→ **DESCRIPTION OF THE TASK**: Please output the lines shown below exactly as they appear.

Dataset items
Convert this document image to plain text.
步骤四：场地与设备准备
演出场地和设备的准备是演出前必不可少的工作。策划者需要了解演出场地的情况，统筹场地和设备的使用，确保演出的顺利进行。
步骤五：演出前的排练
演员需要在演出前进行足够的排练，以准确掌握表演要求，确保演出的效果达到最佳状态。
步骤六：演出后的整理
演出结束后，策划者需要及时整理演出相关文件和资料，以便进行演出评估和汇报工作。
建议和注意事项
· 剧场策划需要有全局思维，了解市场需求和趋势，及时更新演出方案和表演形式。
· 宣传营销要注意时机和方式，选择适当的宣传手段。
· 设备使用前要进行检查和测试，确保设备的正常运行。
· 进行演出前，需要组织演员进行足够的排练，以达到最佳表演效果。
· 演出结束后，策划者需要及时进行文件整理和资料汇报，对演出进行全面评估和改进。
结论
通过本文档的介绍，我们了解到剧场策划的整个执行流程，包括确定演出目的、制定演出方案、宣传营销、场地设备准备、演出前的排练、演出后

→ **RESULT OF THIS TASK**:
Convert this document image to plain text.
步骤四：场地与设备准备
演出场地和设备的准备是演出前必不可少的工作。策划者需要了解演出场地的情况，统筹场地和设备的使用，确保演出的顺利进行。
步骤五：演出前的排练
演员需要在演出前进行足够的排练，以准确掌握表演要求，确保演出的效果达到最佳状态。
步骤六：演出后的整理
演出结束后，策划者需要及时整理演出相关文件和资料，以便进行演出评估和汇报工作。
建议和注意事项
· 剧场策划需要有全局思维，了解市场需求和趋势，及时更新演出方案和表演形式。
· 宣传营销要注意时机和方式，选择适当的宣传手段。
· 设备使用前要进行检查和测试，确保设备的正常运行。
· 进行演出前，需要组织演员进行足够的排练，以达到最佳表演效果。
· 演出结束后，策划者需要及时进行文件整理和资料汇报，对演出进行全面评估和改进。
结论
通过本文档的介绍，我们了解到剧场策划的整个执行流程，包括确定演出目的、制定演出方案、宣传营销、场地设备准备、演出前的排练、演出后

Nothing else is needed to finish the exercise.